Exercise aim → Rewrite the lines below, putting "components" wherever "elements" appears and leaving everything else as it is.

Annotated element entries

※

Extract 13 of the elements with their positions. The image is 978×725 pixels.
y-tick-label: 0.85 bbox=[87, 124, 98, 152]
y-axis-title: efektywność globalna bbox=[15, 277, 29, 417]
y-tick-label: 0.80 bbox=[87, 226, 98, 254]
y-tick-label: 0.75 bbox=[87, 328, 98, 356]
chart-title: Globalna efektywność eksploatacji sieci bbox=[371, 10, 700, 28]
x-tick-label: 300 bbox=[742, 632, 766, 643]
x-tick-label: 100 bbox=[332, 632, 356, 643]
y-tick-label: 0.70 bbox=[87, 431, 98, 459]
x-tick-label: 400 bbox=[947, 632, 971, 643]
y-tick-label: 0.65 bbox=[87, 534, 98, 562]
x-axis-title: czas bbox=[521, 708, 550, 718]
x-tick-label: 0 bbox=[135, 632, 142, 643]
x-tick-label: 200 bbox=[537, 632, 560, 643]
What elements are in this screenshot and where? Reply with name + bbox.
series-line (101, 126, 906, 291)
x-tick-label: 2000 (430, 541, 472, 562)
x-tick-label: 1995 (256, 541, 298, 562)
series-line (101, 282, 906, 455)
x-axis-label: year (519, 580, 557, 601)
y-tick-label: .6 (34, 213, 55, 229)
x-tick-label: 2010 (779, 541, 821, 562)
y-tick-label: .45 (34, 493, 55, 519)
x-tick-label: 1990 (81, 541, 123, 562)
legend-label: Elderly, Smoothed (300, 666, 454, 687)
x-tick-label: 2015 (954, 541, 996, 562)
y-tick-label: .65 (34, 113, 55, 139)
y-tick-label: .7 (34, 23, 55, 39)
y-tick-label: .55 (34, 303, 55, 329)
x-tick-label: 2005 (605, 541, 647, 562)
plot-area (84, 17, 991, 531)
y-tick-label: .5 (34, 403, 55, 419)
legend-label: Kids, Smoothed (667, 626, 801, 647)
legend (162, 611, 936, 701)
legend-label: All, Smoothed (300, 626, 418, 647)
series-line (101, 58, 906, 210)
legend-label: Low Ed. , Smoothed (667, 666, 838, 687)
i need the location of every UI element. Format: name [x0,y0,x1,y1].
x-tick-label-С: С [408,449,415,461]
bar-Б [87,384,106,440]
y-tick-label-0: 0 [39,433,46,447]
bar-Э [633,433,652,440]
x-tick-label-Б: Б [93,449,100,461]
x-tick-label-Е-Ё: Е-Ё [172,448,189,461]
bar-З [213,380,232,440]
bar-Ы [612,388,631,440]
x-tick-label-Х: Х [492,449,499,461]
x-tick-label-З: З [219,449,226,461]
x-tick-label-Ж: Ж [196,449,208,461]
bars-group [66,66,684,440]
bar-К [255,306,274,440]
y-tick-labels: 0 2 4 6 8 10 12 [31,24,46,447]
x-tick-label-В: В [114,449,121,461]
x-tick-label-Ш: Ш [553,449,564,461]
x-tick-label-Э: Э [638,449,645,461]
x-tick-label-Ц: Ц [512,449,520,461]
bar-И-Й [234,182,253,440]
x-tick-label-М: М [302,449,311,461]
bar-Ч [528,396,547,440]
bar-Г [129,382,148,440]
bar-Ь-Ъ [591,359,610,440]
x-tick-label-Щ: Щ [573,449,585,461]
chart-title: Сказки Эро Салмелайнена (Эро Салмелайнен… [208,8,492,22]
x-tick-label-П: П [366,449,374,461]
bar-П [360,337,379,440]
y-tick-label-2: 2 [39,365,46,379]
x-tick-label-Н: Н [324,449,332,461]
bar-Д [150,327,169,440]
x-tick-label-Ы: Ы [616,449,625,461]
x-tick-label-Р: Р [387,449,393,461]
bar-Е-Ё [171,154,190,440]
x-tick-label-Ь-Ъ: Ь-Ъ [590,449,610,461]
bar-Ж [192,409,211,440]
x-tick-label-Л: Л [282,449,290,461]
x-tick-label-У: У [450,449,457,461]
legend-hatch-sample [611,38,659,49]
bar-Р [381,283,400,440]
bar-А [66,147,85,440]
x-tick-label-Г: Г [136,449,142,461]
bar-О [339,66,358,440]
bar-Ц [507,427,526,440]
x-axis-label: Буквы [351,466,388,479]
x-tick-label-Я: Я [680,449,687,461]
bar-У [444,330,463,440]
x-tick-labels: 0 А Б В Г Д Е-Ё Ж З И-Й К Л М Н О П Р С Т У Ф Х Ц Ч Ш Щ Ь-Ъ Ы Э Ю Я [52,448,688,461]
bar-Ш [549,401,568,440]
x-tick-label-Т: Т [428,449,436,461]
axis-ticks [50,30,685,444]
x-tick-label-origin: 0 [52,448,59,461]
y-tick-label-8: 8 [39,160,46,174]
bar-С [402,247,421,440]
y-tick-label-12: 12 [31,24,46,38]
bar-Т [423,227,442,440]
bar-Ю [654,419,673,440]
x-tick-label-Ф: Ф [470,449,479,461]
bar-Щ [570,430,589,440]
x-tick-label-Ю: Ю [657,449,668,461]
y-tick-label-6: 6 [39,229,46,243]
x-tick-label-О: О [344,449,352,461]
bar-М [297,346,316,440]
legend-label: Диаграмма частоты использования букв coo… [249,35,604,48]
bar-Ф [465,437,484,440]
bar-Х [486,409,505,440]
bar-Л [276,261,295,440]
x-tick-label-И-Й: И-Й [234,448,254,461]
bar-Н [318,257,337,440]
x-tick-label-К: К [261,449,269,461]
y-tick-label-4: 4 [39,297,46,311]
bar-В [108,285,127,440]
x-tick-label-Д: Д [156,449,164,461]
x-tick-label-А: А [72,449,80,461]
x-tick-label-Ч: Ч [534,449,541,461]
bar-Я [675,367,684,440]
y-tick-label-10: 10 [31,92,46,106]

※

Solution to this task →
Extract 13 of the components with their positions. The image is 978×725 pixels.
y-tick-label: 0.85 bbox=[87, 124, 98, 152]
y-axis-title: efektywność globalna bbox=[15, 277, 29, 417]
y-tick-label: 0.80 bbox=[87, 226, 98, 254]
y-tick-label: 0.75 bbox=[87, 328, 98, 356]
chart-title: Globalna efektywność eksploatacji sieci bbox=[371, 10, 700, 28]
x-tick-label: 300 bbox=[742, 632, 766, 643]
x-tick-label: 100 bbox=[332, 632, 356, 643]
y-tick-label: 0.70 bbox=[87, 431, 98, 459]
x-tick-label: 400 bbox=[947, 632, 971, 643]
y-tick-label: 0.65 bbox=[87, 534, 98, 562]
x-axis-title: czas bbox=[521, 708, 550, 718]
x-tick-label: 0 bbox=[135, 632, 142, 643]
x-tick-label: 200 bbox=[537, 632, 560, 643]
What components are in this screenshot and where? Reply with name + bbox.
series-line (101, 126, 906, 291)
x-tick-label: 2000 (430, 541, 472, 562)
x-tick-label: 1995 (256, 541, 298, 562)
series-line (101, 282, 906, 455)
x-axis-label: year (519, 580, 557, 601)
y-tick-label: .6 (34, 213, 55, 229)
x-tick-label: 2010 (779, 541, 821, 562)
y-tick-label: .45 (34, 493, 55, 519)
x-tick-label: 1990 (81, 541, 123, 562)
legend-label: Elderly, Smoothed (300, 666, 454, 687)
x-tick-label: 2015 (954, 541, 996, 562)
y-tick-label: .65 (34, 113, 55, 139)
y-tick-label: .7 (34, 23, 55, 39)
y-tick-label: .55 (34, 303, 55, 329)
x-tick-label: 2005 (605, 541, 647, 562)
plot-area (84, 17, 991, 531)
y-tick-label: .5 (34, 403, 55, 419)
legend-label: Kids, Smoothed (667, 626, 801, 647)
legend (162, 611, 936, 701)
legend-label: All, Smoothed (300, 626, 418, 647)
series-line (101, 58, 906, 210)
legend-label: Low Ed. , Smoothed (667, 666, 838, 687)
i need the location of every UI element. Format: name [x0,y0,x1,y1].
x-tick-label-С: С [408,449,415,461]
bar-Б [87,384,106,440]
y-tick-label-0: 0 [39,433,46,447]
bar-Э [633,433,652,440]
x-tick-label-Б: Б [93,449,100,461]
x-tick-label-Е-Ё: Е-Ё [172,448,189,461]
bar-З [213,380,232,440]
bar-Ы [612,388,631,440]
x-tick-label-Х: Х [492,449,499,461]
x-tick-label-З: З [219,449,226,461]
x-tick-label-Ж: Ж [196,449,208,461]
bars-group [66,66,684,440]
bar-К [255,306,274,440]
y-tick-labels: 0 2 4 6 8 10 12 [31,24,46,447]
x-tick-label-В: В [114,449,121,461]
x-tick-label-Ш: Ш [553,449,564,461]
x-tick-label-Э: Э [638,449,645,461]
x-tick-label-Ц: Ц [512,449,520,461]
bar-И-Й [234,182,253,440]
x-tick-label-М: М [302,449,311,461]
bar-Ч [528,396,547,440]
bar-Г [129,382,148,440]
bar-Ь-Ъ [591,359,610,440]
x-tick-label-Щ: Щ [573,449,585,461]
chart-title: Сказки Эро Салмелайнена (Эро Салмелайнен… [208,8,492,22]
x-tick-label-П: П [366,449,374,461]
bar-П [360,337,379,440]
y-tick-label-2: 2 [39,365,46,379]
x-tick-label-Н: Н [324,449,332,461]
bar-Д [150,327,169,440]
x-tick-label-Ы: Ы [616,449,625,461]
x-tick-label-Р: Р [387,449,393,461]
bar-Е-Ё [171,154,190,440]
x-tick-label-Ь-Ъ: Ь-Ъ [590,449,610,461]
bar-Ж [192,409,211,440]
x-tick-label-Л: Л [282,449,290,461]
x-tick-label-У: У [450,449,457,461]
legend-hatch-sample [611,38,659,49]
bar-Р [381,283,400,440]
bar-А [66,147,85,440]
x-tick-label-Г: Г [136,449,142,461]
bar-О [339,66,358,440]
bar-Ц [507,427,526,440]
x-axis-label: Буквы [351,466,388,479]
x-tick-label-Я: Я [680,449,687,461]
bar-У [444,330,463,440]
x-tick-labels: 0 А Б В Г Д Е-Ё Ж З И-Й К Л М Н О П Р С Т У Ф Х Ц Ч Ш Щ Ь-Ъ Ы Э Ю Я [52,448,688,461]
bar-Ш [549,401,568,440]
x-tick-label-Т: Т [428,449,436,461]
axis-ticks [50,30,685,444]
x-tick-label-origin: 0 [52,448,59,461]
y-tick-label-8: 8 [39,160,46,174]
bar-С [402,247,421,440]
y-tick-label-12: 12 [31,24,46,38]
bar-Т [423,227,442,440]
bar-Ю [654,419,673,440]
x-tick-label-Ф: Ф [470,449,479,461]
bar-Щ [570,430,589,440]
x-tick-label-Ю: Ю [657,449,668,461]
y-tick-label-6: 6 [39,229,46,243]
x-tick-label-О: О [344,449,352,461]
bar-М [297,346,316,440]
legend-label: Диаграмма частоты использования букв coo… [249,35,604,48]
bar-Ф [465,437,484,440]
bar-Х [486,409,505,440]
bar-Л [276,261,295,440]
x-tick-label-И-Й: И-Й [234,448,254,461]
bar-Н [318,257,337,440]
x-tick-label-К: К [261,449,269,461]
y-tick-label-4: 4 [39,297,46,311]
bar-В [108,285,127,440]
x-tick-label-Д: Д [156,449,164,461]
x-tick-label-А: А [72,449,80,461]
x-tick-label-Ч: Ч [534,449,541,461]
bar-Я [675,367,684,440]
y-tick-label-10: 10 [31,92,46,106]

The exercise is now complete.